= To be done =
Every line that holds "this" should be shown.

= Given records =

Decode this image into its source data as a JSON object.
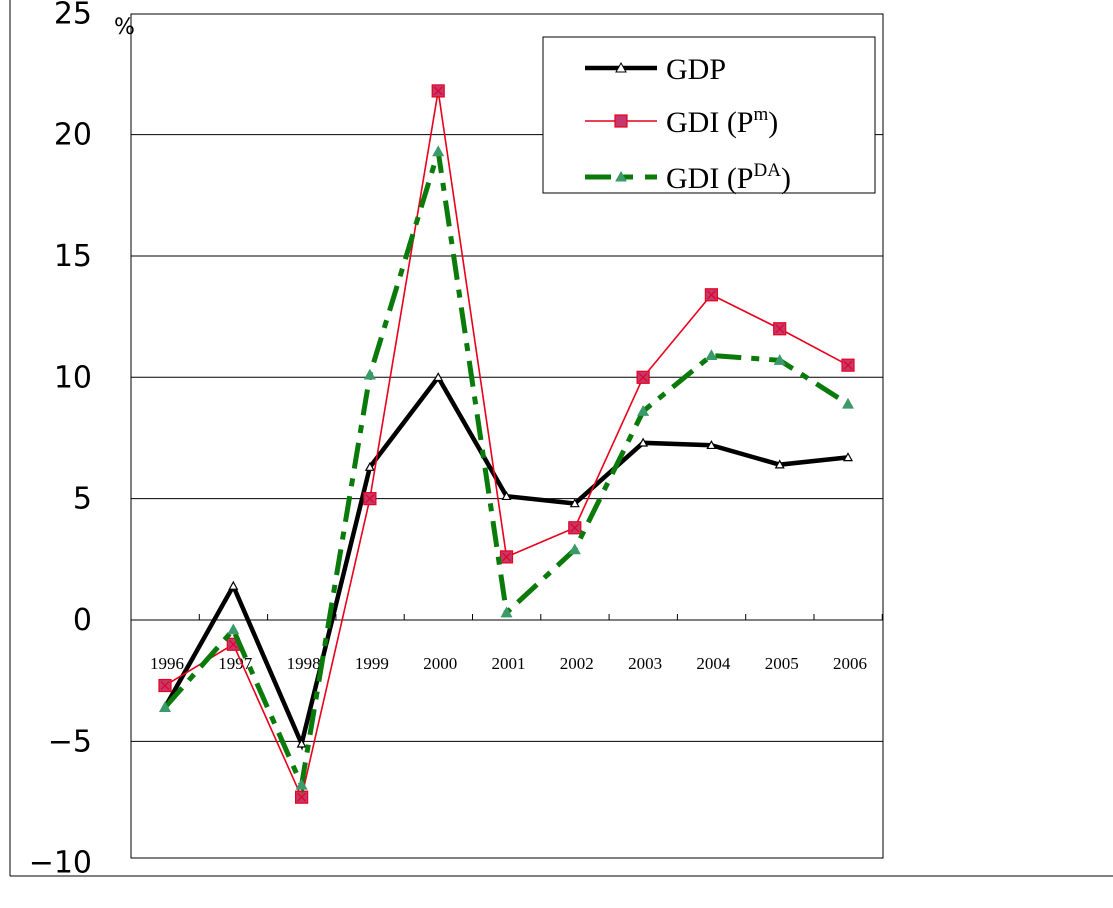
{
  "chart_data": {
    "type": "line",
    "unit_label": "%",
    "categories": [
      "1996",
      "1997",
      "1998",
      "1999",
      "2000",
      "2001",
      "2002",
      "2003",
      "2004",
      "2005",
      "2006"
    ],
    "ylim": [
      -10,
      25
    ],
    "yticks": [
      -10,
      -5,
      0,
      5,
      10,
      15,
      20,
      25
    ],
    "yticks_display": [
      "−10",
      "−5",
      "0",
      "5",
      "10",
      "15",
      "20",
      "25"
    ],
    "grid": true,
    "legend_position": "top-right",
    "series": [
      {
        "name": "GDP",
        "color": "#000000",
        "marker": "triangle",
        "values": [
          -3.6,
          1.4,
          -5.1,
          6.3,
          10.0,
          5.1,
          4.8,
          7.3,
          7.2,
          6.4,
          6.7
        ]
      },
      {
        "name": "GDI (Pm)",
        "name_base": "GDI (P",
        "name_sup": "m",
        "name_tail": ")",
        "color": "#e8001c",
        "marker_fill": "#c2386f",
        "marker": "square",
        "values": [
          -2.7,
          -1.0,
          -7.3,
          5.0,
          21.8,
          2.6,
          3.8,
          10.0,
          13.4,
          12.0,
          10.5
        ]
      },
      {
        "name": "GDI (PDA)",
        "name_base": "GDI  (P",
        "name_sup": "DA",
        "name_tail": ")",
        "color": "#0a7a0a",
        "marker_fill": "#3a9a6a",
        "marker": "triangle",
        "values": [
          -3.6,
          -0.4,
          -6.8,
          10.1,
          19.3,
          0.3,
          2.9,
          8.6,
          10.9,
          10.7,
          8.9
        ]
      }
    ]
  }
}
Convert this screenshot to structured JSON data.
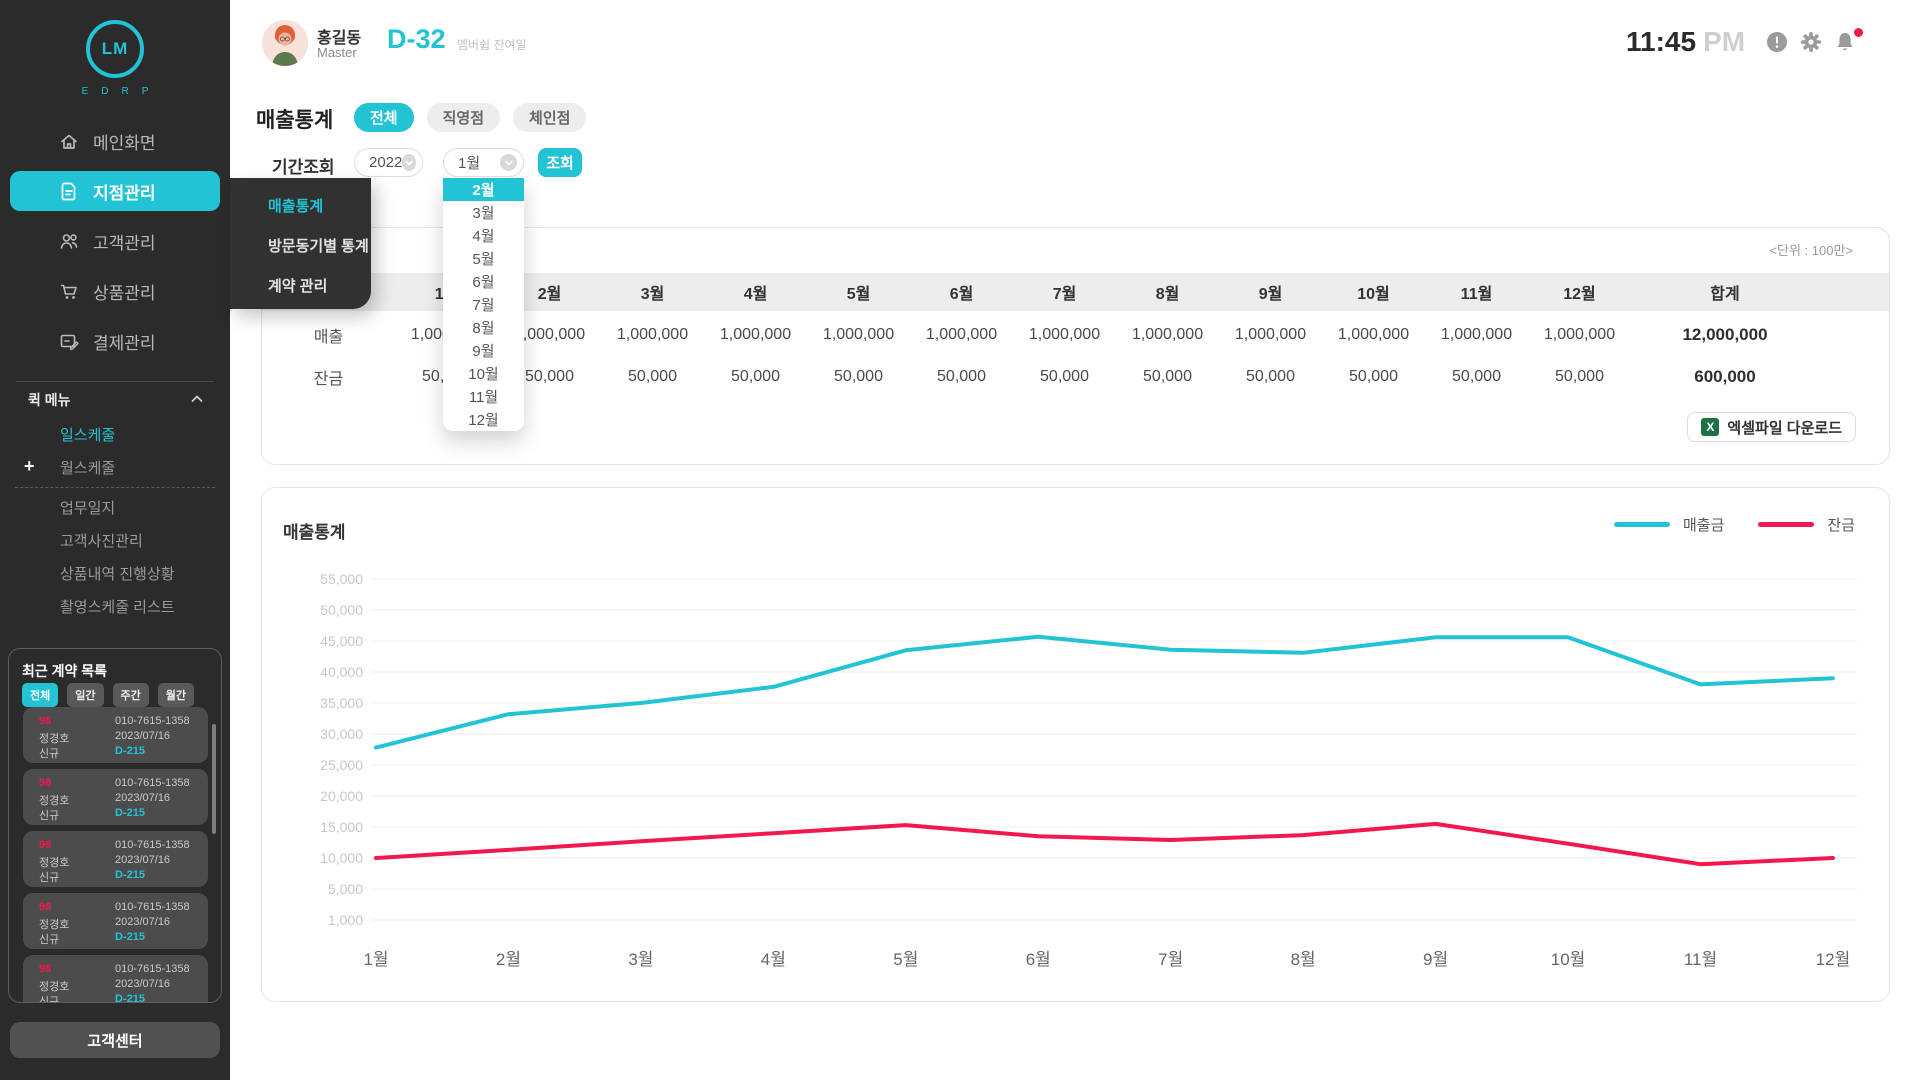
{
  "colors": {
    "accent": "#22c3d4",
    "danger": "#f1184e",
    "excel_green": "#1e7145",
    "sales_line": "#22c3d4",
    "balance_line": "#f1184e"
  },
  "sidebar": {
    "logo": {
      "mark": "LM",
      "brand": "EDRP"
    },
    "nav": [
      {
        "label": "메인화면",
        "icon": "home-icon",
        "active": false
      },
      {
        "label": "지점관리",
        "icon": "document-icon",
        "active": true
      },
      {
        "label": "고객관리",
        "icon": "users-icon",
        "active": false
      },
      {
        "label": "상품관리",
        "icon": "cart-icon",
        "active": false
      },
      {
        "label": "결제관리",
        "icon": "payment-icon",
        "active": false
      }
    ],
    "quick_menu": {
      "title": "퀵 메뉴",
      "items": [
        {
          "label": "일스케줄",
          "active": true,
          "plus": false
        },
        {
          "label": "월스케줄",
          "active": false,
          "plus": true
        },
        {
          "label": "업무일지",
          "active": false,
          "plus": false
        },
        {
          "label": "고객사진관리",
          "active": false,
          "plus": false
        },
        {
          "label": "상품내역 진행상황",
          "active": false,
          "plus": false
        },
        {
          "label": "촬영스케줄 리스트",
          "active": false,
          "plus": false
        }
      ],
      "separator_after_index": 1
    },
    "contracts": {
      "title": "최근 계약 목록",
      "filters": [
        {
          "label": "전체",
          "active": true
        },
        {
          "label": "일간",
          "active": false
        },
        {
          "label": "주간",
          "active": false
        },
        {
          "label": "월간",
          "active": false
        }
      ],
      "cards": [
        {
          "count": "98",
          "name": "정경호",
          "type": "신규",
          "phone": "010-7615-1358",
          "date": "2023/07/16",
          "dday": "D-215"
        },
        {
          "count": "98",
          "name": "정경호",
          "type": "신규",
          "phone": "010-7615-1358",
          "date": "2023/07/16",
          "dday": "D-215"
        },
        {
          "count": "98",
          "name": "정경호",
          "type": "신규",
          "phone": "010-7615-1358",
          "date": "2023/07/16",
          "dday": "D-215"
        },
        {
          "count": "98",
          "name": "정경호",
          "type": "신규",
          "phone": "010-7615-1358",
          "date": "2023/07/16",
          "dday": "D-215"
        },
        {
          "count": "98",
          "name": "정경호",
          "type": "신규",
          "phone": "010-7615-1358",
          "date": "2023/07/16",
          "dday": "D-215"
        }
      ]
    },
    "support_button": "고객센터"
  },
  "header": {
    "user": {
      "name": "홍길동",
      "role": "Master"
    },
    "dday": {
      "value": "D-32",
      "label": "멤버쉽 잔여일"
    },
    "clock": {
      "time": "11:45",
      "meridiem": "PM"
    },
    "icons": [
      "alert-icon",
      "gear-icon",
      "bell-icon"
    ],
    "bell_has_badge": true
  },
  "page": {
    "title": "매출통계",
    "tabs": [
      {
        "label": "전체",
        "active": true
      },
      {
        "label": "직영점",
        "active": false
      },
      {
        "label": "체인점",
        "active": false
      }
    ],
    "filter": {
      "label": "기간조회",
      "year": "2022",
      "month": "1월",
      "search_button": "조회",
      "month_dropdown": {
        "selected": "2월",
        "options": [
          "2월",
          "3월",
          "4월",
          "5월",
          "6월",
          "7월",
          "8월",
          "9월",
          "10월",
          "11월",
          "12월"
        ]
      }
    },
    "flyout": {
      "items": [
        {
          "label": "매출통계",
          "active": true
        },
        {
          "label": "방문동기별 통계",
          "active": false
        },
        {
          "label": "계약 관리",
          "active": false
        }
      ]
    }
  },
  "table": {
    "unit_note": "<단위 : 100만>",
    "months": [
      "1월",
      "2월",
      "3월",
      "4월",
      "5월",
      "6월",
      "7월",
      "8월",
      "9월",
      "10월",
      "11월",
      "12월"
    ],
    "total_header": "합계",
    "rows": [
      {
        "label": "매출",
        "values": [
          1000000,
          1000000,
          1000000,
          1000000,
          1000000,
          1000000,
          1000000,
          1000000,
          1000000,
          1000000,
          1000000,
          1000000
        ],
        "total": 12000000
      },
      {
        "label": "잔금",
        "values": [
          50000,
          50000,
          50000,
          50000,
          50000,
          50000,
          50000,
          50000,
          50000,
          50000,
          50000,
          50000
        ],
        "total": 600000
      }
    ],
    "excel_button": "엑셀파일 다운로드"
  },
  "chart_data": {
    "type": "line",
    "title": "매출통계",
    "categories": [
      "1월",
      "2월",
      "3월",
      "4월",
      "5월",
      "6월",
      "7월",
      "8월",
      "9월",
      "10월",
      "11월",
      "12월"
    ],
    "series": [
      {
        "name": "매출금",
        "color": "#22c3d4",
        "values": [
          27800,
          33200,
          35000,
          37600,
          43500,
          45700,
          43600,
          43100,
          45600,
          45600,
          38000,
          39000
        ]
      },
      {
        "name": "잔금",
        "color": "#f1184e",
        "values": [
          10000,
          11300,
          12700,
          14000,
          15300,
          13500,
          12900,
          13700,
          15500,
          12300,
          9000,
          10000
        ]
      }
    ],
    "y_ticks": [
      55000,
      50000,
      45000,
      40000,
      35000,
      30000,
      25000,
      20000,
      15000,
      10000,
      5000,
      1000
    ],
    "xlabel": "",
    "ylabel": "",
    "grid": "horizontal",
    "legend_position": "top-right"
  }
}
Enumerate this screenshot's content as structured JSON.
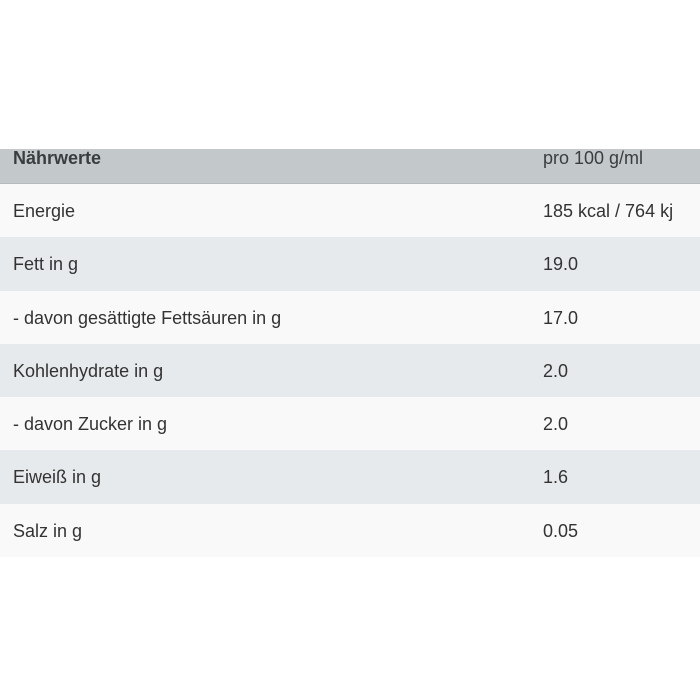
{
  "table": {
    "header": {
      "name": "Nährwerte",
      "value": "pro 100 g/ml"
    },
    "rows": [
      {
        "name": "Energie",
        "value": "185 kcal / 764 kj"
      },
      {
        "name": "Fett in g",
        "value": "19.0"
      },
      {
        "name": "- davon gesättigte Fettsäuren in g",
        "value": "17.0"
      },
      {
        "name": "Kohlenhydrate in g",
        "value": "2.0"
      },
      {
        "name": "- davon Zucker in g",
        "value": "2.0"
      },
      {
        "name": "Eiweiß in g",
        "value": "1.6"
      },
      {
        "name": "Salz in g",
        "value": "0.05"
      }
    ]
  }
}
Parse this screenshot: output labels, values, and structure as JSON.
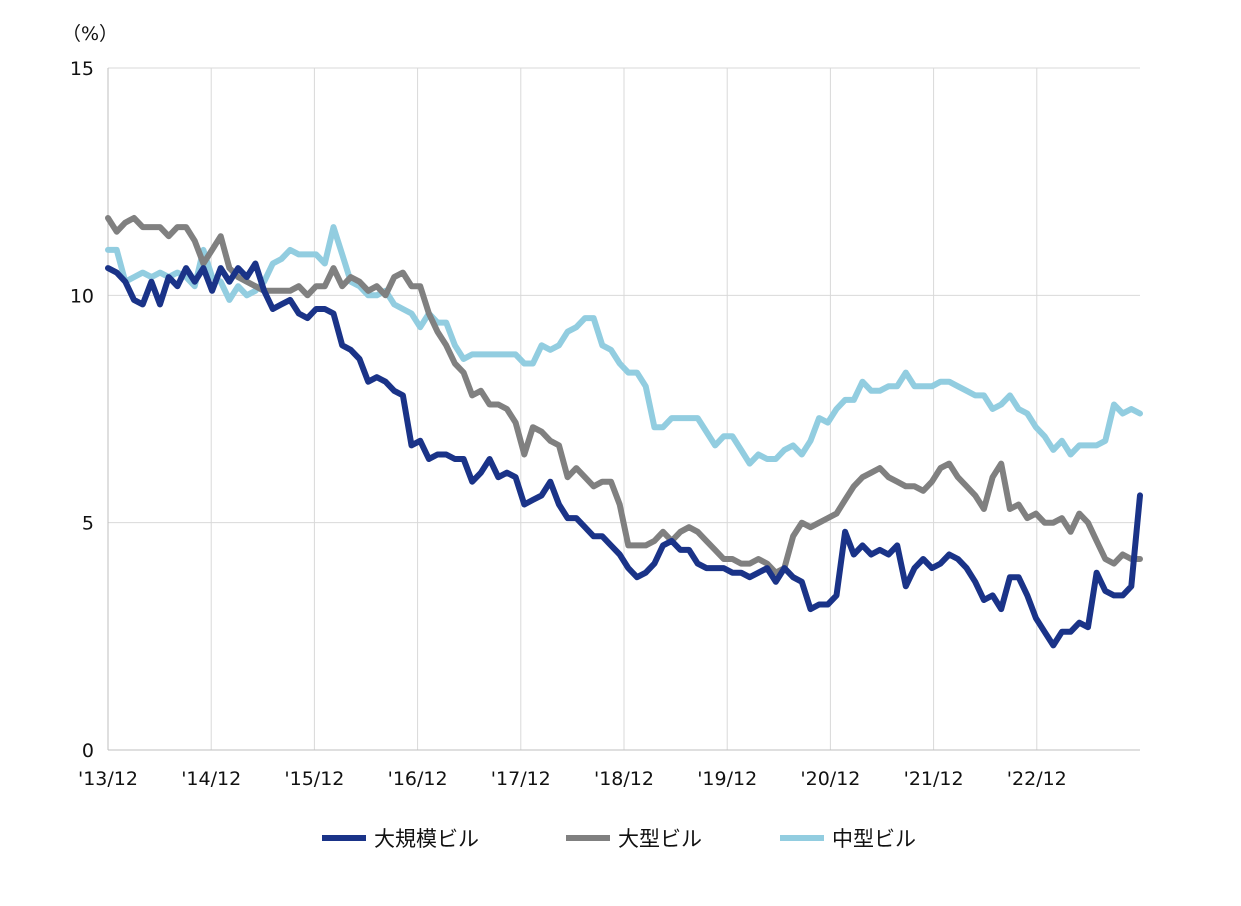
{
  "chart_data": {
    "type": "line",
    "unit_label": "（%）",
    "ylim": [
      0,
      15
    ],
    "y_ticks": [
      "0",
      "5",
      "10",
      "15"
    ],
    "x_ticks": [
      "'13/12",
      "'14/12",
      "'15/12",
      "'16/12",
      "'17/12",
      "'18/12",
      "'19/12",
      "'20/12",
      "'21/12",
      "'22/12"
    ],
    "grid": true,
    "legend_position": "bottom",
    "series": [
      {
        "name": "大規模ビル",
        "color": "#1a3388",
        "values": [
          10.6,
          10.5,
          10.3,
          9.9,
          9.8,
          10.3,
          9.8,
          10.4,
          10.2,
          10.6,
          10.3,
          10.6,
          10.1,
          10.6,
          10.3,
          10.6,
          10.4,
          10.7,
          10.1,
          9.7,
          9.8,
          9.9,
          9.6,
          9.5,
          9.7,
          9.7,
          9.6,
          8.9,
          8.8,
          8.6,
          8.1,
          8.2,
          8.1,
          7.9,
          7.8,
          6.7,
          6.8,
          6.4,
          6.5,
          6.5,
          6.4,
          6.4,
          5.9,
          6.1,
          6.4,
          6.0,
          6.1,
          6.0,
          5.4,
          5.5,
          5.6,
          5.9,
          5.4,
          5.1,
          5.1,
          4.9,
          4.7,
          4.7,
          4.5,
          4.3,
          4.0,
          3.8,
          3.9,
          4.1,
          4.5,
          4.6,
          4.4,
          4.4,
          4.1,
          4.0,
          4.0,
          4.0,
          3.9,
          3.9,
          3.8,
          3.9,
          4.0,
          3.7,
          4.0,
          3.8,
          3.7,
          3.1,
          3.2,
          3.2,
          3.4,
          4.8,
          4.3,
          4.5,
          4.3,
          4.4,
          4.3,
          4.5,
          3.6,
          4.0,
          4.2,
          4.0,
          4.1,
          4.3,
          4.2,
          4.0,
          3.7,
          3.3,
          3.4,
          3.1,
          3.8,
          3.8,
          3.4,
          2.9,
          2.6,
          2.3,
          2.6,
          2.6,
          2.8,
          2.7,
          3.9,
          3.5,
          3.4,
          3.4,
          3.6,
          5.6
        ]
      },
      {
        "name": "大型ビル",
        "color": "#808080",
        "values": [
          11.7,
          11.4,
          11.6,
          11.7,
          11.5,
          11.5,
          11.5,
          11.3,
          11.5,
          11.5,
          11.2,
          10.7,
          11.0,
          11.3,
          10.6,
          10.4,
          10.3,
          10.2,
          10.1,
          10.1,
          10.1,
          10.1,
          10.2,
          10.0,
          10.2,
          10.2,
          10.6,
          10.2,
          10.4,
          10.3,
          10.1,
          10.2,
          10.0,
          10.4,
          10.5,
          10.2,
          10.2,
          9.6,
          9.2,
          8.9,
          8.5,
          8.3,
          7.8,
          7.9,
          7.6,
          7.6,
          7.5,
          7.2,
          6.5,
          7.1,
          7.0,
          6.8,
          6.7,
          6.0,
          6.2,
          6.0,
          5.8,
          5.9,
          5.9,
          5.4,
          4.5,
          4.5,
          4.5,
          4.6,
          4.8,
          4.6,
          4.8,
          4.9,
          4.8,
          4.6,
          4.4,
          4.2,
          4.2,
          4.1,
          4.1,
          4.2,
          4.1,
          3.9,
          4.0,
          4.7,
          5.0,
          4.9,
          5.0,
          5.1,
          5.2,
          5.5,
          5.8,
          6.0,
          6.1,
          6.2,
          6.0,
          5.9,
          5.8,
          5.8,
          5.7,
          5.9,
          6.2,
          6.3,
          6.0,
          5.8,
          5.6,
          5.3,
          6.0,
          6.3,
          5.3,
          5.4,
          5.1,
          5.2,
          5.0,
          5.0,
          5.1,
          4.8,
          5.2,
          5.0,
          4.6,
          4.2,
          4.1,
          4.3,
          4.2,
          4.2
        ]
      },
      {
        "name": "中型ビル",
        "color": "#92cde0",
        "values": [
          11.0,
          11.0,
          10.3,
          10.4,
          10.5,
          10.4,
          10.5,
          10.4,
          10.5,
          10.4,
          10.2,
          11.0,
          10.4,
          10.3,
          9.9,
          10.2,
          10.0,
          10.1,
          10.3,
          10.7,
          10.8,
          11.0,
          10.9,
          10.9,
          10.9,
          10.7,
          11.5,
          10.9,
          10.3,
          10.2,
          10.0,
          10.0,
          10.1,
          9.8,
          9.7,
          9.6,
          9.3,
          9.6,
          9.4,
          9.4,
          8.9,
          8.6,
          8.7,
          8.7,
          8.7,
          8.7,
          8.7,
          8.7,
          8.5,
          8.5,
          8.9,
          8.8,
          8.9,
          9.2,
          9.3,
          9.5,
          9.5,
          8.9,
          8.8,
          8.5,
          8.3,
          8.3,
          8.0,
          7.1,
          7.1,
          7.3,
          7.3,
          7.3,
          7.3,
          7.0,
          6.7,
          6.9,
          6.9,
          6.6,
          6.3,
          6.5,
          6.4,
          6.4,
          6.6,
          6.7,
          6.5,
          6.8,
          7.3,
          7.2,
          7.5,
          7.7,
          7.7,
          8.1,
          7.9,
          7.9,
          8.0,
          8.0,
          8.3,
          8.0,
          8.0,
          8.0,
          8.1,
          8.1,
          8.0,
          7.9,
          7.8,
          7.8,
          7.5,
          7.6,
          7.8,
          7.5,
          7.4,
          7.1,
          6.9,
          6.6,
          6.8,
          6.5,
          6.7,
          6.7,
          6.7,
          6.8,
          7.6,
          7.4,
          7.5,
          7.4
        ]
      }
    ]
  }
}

= Written reply =
Decode this image into its source data as a JSON object.
Convert this screenshot to structured JSON data.
Enumerate this screenshot's content as structured JSON.
Parse this screenshot: output labels, values, and structure as JSON.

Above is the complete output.